• EXERCISE DIRECTIONS:
Write each record again exactly as it stands.

• SOURCE MATERIAL:
☆ ☆ ☆ ☆ ☆ ☆ ☆
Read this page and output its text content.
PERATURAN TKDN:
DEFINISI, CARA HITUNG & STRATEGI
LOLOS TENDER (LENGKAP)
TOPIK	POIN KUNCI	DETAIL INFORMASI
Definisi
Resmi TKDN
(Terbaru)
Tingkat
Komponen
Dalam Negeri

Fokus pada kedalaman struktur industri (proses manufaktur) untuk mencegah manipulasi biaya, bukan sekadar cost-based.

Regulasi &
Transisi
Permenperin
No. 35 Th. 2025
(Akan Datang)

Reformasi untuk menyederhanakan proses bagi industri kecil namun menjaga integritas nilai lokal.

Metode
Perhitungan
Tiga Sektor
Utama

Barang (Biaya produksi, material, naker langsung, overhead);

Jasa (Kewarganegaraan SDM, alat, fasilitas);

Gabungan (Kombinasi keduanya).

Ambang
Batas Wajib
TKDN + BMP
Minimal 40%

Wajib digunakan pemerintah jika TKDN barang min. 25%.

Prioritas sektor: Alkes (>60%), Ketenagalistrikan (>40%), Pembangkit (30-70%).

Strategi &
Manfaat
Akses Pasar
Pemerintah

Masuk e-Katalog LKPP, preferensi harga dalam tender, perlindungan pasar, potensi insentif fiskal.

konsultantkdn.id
☆ ☆ ☆ ☆ ☆ ☆ ☆
• WRITTEN ANSWER:
Read this page and output its text content.
PERATURAN TKDN:
DEFINISI, CARA HITUNG & STRATEGI
LOLOS TENDER (LENGKAP)
TOPIK	POIN KUNCI	DETAIL INFORMASI
Definisi
Resmi TKDN
(Terbaru)
Tingkat
Komponen
Dalam Negeri

Fokus pada kedalaman struktur industri (proses manufaktur) untuk mencegah manipulasi biaya, bukan sekadar cost-based.

Regulasi &
Transisi
Permenperin
No. 35 Th. 2025
(Akan Datang)

Reformasi untuk menyederhanakan proses bagi industri kecil namun menjaga integritas nilai lokal.

Metode
Perhitungan
Tiga Sektor
Utama

Barang (Biaya produksi, material, naker langsung, overhead);

Jasa (Kewarganegaraan SDM, alat, fasilitas);

Gabungan (Kombinasi keduanya).

Ambang
Batas Wajib
TKDN + BMP
Minimal 40%

Wajib digunakan pemerintah jika TKDN barang min. 25%.

Prioritas sektor: Alkes (>60%), Ketenagalistrikan (>40%), Pembangkit (30-70%).

Strategi &
Manfaat
Akses Pasar
Pemerintah

Masuk e-Katalog LKPP, preferensi harga dalam tender, perlindungan pasar, potensi insentif fiskal.

konsultantkdn.id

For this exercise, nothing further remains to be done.